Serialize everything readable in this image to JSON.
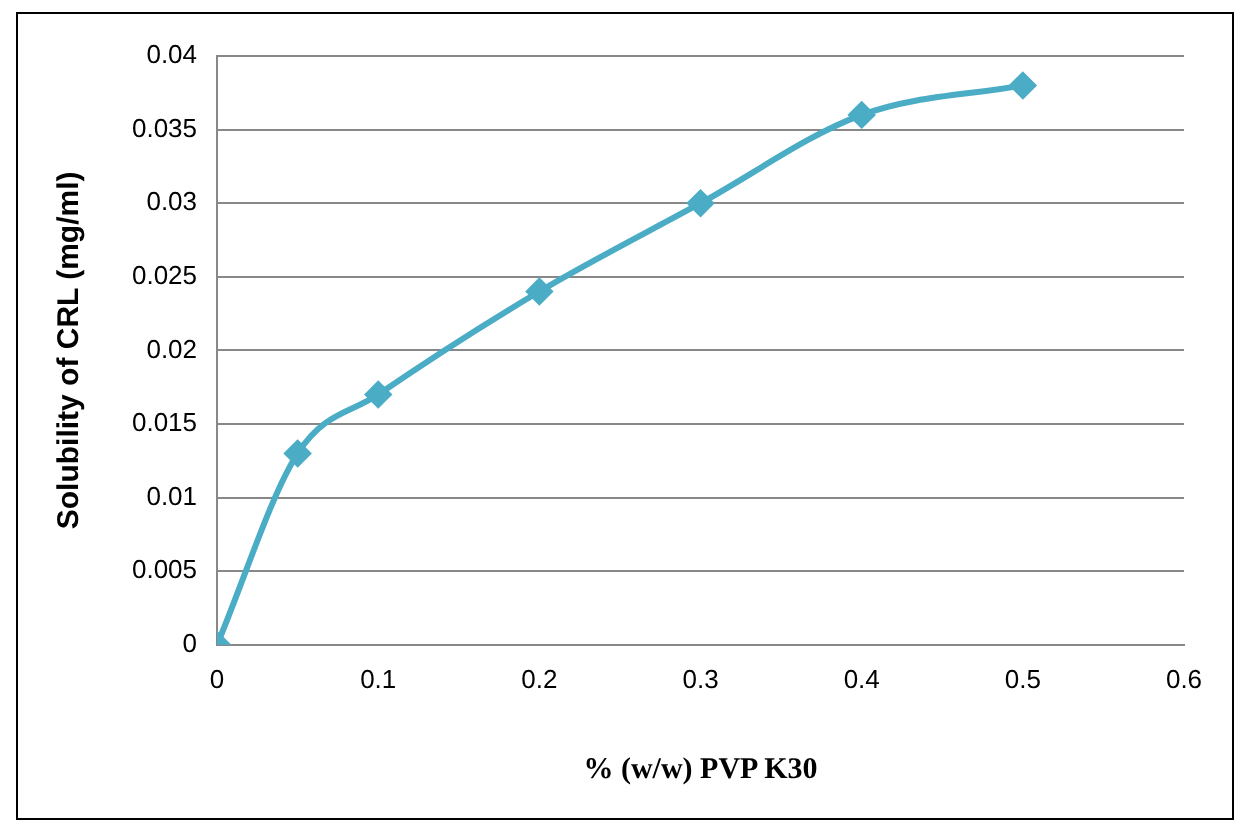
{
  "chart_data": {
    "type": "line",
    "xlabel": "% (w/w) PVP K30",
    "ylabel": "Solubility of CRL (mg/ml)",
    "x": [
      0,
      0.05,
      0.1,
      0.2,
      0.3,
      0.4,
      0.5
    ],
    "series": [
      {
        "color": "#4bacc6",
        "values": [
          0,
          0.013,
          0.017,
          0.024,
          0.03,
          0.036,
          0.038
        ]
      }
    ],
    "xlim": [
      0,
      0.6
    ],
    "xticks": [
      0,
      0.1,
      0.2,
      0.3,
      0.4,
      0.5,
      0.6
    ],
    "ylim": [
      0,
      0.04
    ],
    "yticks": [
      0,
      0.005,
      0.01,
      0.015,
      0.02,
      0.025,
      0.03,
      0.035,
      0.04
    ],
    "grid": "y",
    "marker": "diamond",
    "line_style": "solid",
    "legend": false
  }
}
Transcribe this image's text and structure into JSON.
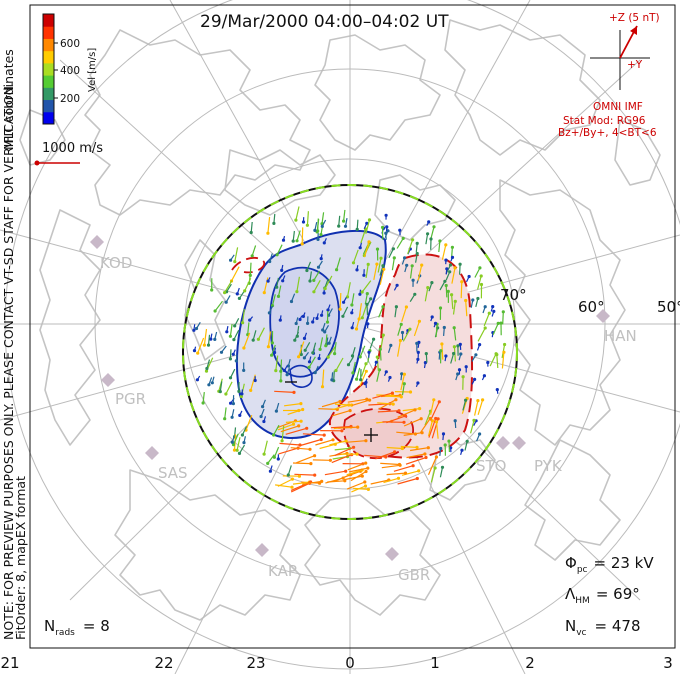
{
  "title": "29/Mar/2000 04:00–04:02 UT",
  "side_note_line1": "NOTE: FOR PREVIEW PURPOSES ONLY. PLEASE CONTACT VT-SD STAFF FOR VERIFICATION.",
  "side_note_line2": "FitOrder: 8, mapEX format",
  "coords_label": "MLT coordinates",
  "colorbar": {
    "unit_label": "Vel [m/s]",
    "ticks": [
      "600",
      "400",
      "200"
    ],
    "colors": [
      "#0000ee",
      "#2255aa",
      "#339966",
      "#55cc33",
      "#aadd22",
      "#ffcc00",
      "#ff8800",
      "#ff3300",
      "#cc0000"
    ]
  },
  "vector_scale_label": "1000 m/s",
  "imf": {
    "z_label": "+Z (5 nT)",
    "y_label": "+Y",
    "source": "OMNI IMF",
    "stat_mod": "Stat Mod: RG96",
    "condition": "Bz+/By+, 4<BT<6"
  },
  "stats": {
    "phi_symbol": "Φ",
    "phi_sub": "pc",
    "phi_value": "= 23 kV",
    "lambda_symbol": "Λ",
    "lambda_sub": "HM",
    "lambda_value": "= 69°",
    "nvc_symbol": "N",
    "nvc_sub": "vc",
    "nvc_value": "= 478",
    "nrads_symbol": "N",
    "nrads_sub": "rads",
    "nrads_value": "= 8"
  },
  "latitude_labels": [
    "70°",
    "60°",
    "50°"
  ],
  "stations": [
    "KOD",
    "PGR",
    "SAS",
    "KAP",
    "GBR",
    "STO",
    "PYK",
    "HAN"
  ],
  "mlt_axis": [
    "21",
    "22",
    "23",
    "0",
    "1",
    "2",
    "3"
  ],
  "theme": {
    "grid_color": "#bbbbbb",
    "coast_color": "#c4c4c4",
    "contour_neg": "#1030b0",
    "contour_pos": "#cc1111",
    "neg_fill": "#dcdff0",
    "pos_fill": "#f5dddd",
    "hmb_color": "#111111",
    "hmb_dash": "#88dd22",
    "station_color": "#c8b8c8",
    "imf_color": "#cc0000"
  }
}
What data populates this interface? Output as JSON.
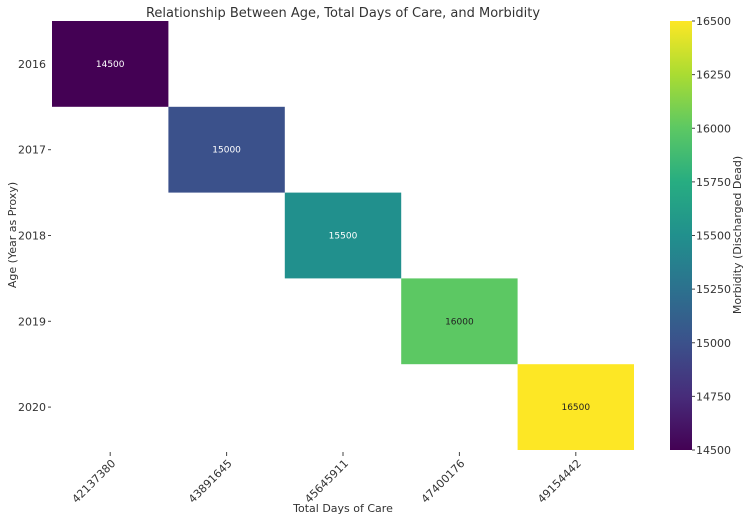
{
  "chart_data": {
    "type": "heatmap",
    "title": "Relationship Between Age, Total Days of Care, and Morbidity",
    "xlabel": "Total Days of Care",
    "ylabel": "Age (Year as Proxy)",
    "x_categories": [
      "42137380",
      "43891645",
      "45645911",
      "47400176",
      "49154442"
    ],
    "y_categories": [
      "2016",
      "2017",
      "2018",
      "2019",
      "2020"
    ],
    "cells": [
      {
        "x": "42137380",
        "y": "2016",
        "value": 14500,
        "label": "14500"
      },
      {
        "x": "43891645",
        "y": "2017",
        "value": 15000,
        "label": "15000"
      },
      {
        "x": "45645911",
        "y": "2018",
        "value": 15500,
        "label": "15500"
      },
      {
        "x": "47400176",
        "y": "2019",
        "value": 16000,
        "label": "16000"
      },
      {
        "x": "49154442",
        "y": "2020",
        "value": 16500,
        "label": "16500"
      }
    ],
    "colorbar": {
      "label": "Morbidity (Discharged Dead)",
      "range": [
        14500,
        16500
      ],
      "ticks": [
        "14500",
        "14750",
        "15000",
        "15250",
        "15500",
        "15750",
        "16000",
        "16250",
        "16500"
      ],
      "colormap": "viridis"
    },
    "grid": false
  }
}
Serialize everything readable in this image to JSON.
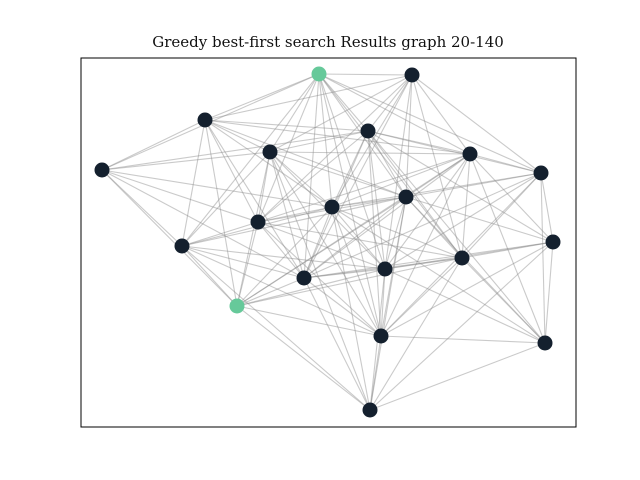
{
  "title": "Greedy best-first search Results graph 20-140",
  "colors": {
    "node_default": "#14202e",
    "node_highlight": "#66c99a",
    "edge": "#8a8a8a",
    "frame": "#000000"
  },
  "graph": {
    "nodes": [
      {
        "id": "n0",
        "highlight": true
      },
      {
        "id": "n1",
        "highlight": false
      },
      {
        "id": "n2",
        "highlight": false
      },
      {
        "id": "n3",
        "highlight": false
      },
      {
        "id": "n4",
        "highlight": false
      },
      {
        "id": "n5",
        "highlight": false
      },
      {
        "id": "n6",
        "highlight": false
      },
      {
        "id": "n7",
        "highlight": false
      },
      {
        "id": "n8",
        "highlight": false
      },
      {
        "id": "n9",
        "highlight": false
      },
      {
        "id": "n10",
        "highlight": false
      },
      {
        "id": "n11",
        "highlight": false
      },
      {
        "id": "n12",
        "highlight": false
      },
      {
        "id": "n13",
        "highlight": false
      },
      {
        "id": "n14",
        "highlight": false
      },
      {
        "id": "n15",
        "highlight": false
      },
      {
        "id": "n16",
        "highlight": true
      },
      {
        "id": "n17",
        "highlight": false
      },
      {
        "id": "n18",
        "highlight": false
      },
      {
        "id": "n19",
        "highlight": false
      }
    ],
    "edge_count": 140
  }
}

_WHAT NEEDS TO BE DONE_.
Above are the records; reproduce them exactly and leave out the pictures.

_RESPONSE BELOW_.
Serialize everything readable in this image to JSON.
{
  "chart_data": {
    "type": "line",
    "xlabel": "% (w/w) PVP K30",
    "ylabel": "Solubility of CRL (mg/ml)",
    "x": [
      0,
      0.05,
      0.1,
      0.2,
      0.3,
      0.4,
      0.5
    ],
    "series": [
      {
        "color": "#4bacc6",
        "values": [
          0,
          0.013,
          0.017,
          0.024,
          0.03,
          0.036,
          0.038
        ]
      }
    ],
    "xlim": [
      0,
      0.6
    ],
    "xticks": [
      0,
      0.1,
      0.2,
      0.3,
      0.4,
      0.5,
      0.6
    ],
    "ylim": [
      0,
      0.04
    ],
    "yticks": [
      0,
      0.005,
      0.01,
      0.015,
      0.02,
      0.025,
      0.03,
      0.035,
      0.04
    ],
    "grid": "y",
    "marker": "diamond",
    "line_style": "solid",
    "legend": false
  }
}
Transcribe this image's text and structure into JSON.
{
  "title": "29/Mar/2000 04:00–04:02 UT",
  "side_note_line1": "NOTE: FOR PREVIEW PURPOSES ONLY. PLEASE CONTACT VT-SD STAFF FOR VERIFICATION.",
  "side_note_line2": "FitOrder: 8, mapEX format",
  "coords_label": "MLT coordinates",
  "colorbar": {
    "unit_label": "Vel [m/s]",
    "ticks": [
      "600",
      "400",
      "200"
    ],
    "colors": [
      "#0000ee",
      "#2255aa",
      "#339966",
      "#55cc33",
      "#aadd22",
      "#ffcc00",
      "#ff8800",
      "#ff3300",
      "#cc0000"
    ]
  },
  "vector_scale_label": "1000 m/s",
  "imf": {
    "z_label": "+Z (5 nT)",
    "y_label": "+Y",
    "source": "OMNI IMF",
    "stat_mod": "Stat Mod: RG96",
    "condition": "Bz+/By+, 4<BT<6"
  },
  "stats": {
    "phi_symbol": "Φ",
    "phi_sub": "pc",
    "phi_value": "= 23 kV",
    "lambda_symbol": "Λ",
    "lambda_sub": "HM",
    "lambda_value": "= 69°",
    "nvc_symbol": "N",
    "nvc_sub": "vc",
    "nvc_value": "= 478",
    "nrads_symbol": "N",
    "nrads_sub": "rads",
    "nrads_value": "= 8"
  },
  "latitude_labels": [
    "70°",
    "60°",
    "50°"
  ],
  "stations": [
    "KOD",
    "PGR",
    "SAS",
    "KAP",
    "GBR",
    "STO",
    "PYK",
    "HAN"
  ],
  "mlt_axis": [
    "21",
    "22",
    "23",
    "0",
    "1",
    "2",
    "3"
  ],
  "theme": {
    "grid_color": "#bbbbbb",
    "coast_color": "#c4c4c4",
    "contour_neg": "#1030b0",
    "contour_pos": "#cc1111",
    "neg_fill": "#dcdff0",
    "pos_fill": "#f5dddd",
    "hmb_color": "#111111",
    "hmb_dash": "#88dd22",
    "station_color": "#c8b8c8",
    "imf_color": "#cc0000"
  }
}
What data populates this interface? Output as JSON.
{
  "chart_data": {
    "type": "heatmap",
    "title": "Relationship Between Age, Total Days of Care, and Morbidity",
    "xlabel": "Total Days of Care",
    "ylabel": "Age (Year as Proxy)",
    "x_categories": [
      "42137380",
      "43891645",
      "45645911",
      "47400176",
      "49154442"
    ],
    "y_categories": [
      "2016",
      "2017",
      "2018",
      "2019",
      "2020"
    ],
    "cells": [
      {
        "x": "42137380",
        "y": "2016",
        "value": 14500,
        "label": "14500"
      },
      {
        "x": "43891645",
        "y": "2017",
        "value": 15000,
        "label": "15000"
      },
      {
        "x": "45645911",
        "y": "2018",
        "value": 15500,
        "label": "15500"
      },
      {
        "x": "47400176",
        "y": "2019",
        "value": 16000,
        "label": "16000"
      },
      {
        "x": "49154442",
        "y": "2020",
        "value": 16500,
        "label": "16500"
      }
    ],
    "colorbar": {
      "label": "Morbidity (Discharged Dead)",
      "range": [
        14500,
        16500
      ],
      "ticks": [
        "14500",
        "14750",
        "15000",
        "15250",
        "15500",
        "15750",
        "16000",
        "16250",
        "16500"
      ],
      "colormap": "viridis"
    },
    "grid": false
  }
}
Serialize everything readable in this image to JSON.
{
  "title": "Greedy best-first search Results graph 20-140",
  "colors": {
    "node_default": "#14202e",
    "node_highlight": "#66c99a",
    "edge": "#8a8a8a",
    "frame": "#000000"
  },
  "graph": {
    "nodes": [
      {
        "id": "n0",
        "highlight": true
      },
      {
        "id": "n1",
        "highlight": false
      },
      {
        "id": "n2",
        "highlight": false
      },
      {
        "id": "n3",
        "highlight": false
      },
      {
        "id": "n4",
        "highlight": false
      },
      {
        "id": "n5",
        "highlight": false
      },
      {
        "id": "n6",
        "highlight": false
      },
      {
        "id": "n7",
        "highlight": false
      },
      {
        "id": "n8",
        "highlight": false
      },
      {
        "id": "n9",
        "highlight": false
      },
      {
        "id": "n10",
        "highlight": false
      },
      {
        "id": "n11",
        "highlight": false
      },
      {
        "id": "n12",
        "highlight": false
      },
      {
        "id": "n13",
        "highlight": false
      },
      {
        "id": "n14",
        "highlight": false
      },
      {
        "id": "n15",
        "highlight": false
      },
      {
        "id": "n16",
        "highlight": true
      },
      {
        "id": "n17",
        "highlight": false
      },
      {
        "id": "n18",
        "highlight": false
      },
      {
        "id": "n19",
        "highlight": false
      }
    ],
    "edge_count": 140
  }
}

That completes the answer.